Search the listing for "true" and copy every line where it appears.

*** Records for processing ***

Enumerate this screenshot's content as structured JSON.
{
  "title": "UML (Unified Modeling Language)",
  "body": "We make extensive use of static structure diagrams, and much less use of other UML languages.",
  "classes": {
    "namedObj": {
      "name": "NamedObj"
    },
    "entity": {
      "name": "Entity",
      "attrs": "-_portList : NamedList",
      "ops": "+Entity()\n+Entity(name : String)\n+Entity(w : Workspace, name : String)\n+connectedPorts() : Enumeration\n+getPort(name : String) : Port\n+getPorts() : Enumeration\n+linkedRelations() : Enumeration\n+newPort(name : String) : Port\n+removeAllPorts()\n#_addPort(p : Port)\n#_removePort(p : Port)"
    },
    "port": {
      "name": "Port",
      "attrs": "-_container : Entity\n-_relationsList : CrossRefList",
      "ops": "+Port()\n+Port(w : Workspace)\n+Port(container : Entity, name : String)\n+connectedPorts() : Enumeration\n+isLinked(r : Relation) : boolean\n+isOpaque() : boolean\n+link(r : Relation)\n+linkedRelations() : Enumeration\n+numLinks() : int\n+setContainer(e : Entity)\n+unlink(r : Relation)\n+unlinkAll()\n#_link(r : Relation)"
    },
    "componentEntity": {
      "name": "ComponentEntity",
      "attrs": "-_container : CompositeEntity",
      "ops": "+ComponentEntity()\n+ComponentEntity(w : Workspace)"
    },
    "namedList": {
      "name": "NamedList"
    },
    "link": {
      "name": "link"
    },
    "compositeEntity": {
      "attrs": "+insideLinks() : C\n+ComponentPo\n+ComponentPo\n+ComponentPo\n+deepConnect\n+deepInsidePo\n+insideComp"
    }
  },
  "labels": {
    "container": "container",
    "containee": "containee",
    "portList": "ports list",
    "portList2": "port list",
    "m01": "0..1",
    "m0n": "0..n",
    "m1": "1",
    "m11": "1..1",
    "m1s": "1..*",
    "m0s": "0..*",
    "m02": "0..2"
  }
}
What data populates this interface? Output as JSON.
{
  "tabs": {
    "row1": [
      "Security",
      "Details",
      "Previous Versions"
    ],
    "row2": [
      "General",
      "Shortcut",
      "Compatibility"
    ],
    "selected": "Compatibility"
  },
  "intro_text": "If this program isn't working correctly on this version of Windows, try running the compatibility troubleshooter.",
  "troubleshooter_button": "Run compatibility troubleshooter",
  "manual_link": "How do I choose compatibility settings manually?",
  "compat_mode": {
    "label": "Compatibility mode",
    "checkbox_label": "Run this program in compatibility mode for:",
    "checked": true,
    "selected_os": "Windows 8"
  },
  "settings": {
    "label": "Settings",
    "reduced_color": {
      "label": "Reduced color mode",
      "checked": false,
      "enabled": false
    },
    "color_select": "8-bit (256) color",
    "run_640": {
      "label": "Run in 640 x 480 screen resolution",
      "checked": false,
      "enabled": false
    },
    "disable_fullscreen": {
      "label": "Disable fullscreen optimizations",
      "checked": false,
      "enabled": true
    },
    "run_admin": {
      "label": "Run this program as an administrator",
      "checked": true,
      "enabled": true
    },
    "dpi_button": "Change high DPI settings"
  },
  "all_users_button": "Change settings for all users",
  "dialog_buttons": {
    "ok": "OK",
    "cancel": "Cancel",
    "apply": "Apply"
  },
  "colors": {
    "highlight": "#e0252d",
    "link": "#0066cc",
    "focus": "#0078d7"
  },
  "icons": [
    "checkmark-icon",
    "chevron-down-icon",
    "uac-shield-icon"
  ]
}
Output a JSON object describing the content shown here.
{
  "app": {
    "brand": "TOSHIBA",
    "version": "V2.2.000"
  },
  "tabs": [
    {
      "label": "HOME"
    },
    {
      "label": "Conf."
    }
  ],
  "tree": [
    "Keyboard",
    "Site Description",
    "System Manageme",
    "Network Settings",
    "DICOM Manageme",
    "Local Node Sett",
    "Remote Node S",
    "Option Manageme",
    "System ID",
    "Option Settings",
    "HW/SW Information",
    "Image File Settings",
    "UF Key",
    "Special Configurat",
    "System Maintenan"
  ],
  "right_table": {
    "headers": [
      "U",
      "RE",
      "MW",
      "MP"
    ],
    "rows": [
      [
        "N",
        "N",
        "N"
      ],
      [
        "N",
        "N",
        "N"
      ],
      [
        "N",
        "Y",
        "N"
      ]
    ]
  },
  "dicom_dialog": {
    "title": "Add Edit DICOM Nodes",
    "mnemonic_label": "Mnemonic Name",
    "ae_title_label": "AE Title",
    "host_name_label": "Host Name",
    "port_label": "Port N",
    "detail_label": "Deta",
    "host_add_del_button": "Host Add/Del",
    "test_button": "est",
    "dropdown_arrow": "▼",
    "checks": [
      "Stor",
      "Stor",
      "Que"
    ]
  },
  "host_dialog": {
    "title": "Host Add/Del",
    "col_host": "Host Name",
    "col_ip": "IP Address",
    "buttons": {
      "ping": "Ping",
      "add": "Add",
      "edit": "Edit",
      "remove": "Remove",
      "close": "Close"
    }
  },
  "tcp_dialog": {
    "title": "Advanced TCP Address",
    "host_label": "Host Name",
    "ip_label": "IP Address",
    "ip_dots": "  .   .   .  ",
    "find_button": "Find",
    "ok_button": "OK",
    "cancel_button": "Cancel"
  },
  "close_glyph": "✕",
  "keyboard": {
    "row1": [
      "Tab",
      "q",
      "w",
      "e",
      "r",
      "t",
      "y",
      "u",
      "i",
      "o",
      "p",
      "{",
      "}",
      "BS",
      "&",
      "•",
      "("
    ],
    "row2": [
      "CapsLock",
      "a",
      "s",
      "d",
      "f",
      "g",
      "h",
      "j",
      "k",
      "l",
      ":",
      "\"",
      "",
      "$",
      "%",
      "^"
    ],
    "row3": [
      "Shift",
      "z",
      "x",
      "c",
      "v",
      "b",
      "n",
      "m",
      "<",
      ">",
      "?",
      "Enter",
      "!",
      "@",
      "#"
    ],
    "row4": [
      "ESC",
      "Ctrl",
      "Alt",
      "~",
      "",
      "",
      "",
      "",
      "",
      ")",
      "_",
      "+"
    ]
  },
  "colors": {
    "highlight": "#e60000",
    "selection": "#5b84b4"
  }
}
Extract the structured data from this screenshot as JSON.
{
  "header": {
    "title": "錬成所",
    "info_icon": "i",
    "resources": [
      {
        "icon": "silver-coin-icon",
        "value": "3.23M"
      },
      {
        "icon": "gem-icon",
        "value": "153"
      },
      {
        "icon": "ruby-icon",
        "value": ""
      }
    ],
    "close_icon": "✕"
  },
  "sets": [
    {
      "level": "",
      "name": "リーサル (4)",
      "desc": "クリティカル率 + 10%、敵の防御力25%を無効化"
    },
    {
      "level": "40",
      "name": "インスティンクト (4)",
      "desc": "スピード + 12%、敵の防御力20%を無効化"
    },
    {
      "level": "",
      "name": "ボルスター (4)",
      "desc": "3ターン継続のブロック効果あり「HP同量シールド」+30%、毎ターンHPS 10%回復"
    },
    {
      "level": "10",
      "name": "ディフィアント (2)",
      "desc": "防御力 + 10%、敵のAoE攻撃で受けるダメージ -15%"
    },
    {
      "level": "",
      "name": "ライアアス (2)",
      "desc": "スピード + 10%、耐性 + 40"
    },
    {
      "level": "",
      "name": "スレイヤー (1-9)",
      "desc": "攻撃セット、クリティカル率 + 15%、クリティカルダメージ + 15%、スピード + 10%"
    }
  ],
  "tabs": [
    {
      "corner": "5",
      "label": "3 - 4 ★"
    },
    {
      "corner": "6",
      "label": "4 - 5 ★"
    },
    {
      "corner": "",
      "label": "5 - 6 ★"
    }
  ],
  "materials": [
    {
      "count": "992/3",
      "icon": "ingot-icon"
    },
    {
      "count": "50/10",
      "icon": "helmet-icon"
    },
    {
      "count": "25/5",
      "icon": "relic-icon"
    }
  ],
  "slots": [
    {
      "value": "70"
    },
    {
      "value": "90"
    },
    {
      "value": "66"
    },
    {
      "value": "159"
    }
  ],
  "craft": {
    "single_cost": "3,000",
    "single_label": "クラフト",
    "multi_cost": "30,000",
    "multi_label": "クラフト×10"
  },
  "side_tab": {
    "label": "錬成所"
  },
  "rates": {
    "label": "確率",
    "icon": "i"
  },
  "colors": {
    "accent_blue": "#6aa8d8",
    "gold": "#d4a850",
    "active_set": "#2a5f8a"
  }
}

***

### Exercise answer
    "checked": true,
      "enabled": true
      "checked": true,
      "enabled": true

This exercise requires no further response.